EXERCISE DIRECTIONS: Write out the records word for word, with no pictures.

---+---

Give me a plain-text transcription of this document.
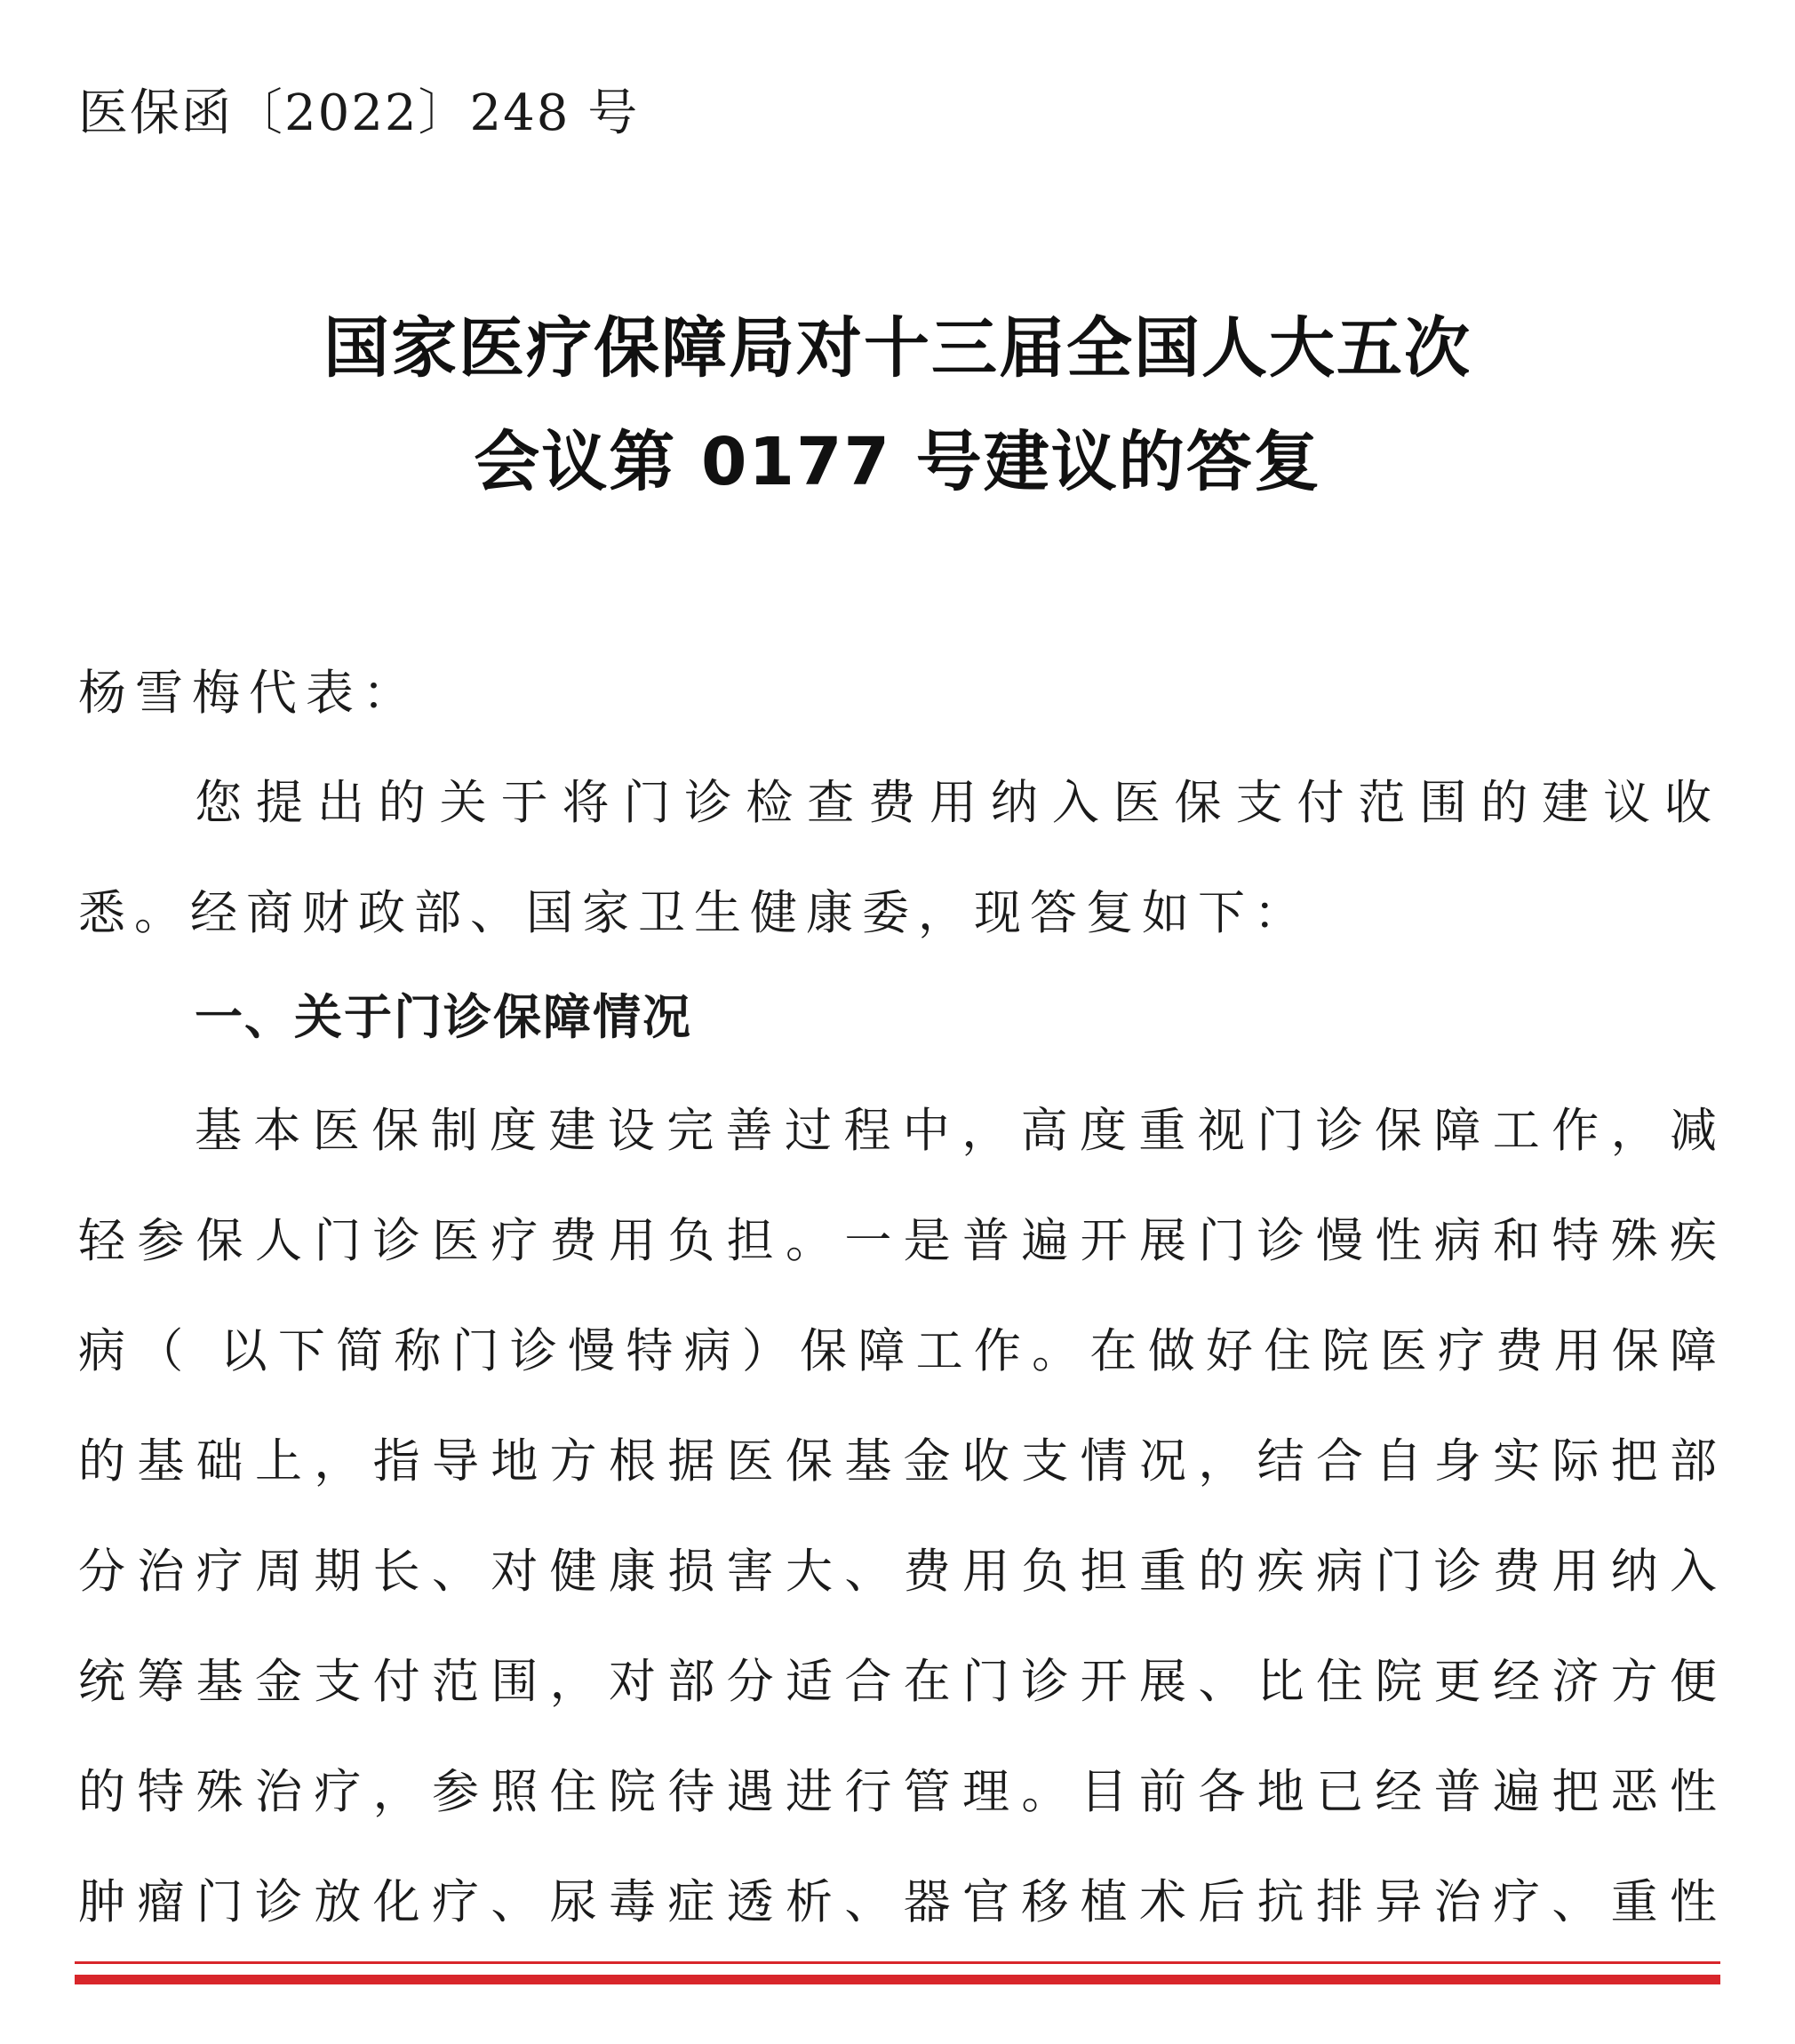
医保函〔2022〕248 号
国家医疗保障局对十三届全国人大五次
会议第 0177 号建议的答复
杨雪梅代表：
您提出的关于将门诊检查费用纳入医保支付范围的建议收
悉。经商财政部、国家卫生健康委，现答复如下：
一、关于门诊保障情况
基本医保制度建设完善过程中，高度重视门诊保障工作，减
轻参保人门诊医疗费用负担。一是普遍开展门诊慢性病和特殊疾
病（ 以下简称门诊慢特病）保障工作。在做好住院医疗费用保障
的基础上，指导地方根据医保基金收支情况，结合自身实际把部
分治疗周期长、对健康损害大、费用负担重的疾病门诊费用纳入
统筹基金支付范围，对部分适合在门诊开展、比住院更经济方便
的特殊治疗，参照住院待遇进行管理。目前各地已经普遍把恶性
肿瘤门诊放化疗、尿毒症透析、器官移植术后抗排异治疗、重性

---+---

SOLUTION:
Give me a plain-text transcription of this document.
医保函〔2022〕248 号
国家医疗保障局对十三届全国人大五次
会议第 0177 号建议的答复
杨雪梅代表：
您提出的关于将门诊检查费用纳入医保支付范围的建议收
悉。经商财政部、国家卫生健康委，现答复如下：
一、关于门诊保障情况
基本医保制度建设完善过程中，高度重视门诊保障工作，减
轻参保人门诊医疗费用负担。一是普遍开展门诊慢性病和特殊疾
病（ 以下简称门诊慢特病）保障工作。在做好住院医疗费用保障
的基础上，指导地方根据医保基金收支情况，结合自身实际把部
分治疗周期长、对健康损害大、费用负担重的疾病门诊费用纳入
统筹基金支付范围，对部分适合在门诊开展、比住院更经济方便
的特殊治疗，参照住院待遇进行管理。目前各地已经普遍把恶性
肿瘤门诊放化疗、尿毒症透析、器官移植术后抗排异治疗、重性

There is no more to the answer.